**Required task:** Copy all of the material below exactly.

**Dataset entries:**
*-*-*
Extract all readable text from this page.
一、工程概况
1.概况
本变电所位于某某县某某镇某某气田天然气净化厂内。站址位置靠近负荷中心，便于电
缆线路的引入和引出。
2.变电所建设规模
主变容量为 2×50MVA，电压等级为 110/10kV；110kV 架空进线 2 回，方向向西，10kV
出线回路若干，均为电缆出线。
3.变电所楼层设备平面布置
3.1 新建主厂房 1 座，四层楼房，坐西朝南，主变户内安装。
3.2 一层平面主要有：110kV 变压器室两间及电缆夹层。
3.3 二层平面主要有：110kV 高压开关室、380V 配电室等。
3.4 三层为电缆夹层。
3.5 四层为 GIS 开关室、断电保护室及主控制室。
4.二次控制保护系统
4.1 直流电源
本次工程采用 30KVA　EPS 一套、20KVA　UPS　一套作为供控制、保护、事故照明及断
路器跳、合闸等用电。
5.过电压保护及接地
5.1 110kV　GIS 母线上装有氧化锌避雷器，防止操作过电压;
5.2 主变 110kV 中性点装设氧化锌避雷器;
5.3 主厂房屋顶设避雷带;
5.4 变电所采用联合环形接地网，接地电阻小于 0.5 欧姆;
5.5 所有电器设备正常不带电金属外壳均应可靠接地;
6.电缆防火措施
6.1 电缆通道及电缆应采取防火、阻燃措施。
*-*-*
**Solution to this task:**
Extract all readable text from this page.
一、工程概况
1.概况
本变电所位于某某县某某镇某某气田天然气净化厂内。站址位置靠近负荷中心，便于电
缆线路的引入和引出。
2.变电所建设规模
主变容量为 2×50MVA，电压等级为 110/10kV；110kV 架空进线 2 回，方向向西，10kV
出线回路若干，均为电缆出线。
3.变电所楼层设备平面布置
3.1 新建主厂房 1 座，四层楼房，坐西朝南，主变户内安装。
3.2 一层平面主要有：110kV 变压器室两间及电缆夹层。
3.3 二层平面主要有：110kV 高压开关室、380V 配电室等。
3.4 三层为电缆夹层。
3.5 四层为 GIS 开关室、断电保护室及主控制室。
4.二次控制保护系统
4.1 直流电源
本次工程采用 30KVA　EPS 一套、20KVA　UPS　一套作为供控制、保护、事故照明及断
路器跳、合闸等用电。
5.过电压保护及接地
5.1 110kV　GIS 母线上装有氧化锌避雷器，防止操作过电压;
5.2 主变 110kV 中性点装设氧化锌避雷器;
5.3 主厂房屋顶设避雷带;
5.4 变电所采用联合环形接地网，接地电阻小于 0.5 欧姆;
5.5 所有电器设备正常不带电金属外壳均应可靠接地;
6.电缆防火措施
6.1 电缆通道及电缆应采取防火、阻燃措施。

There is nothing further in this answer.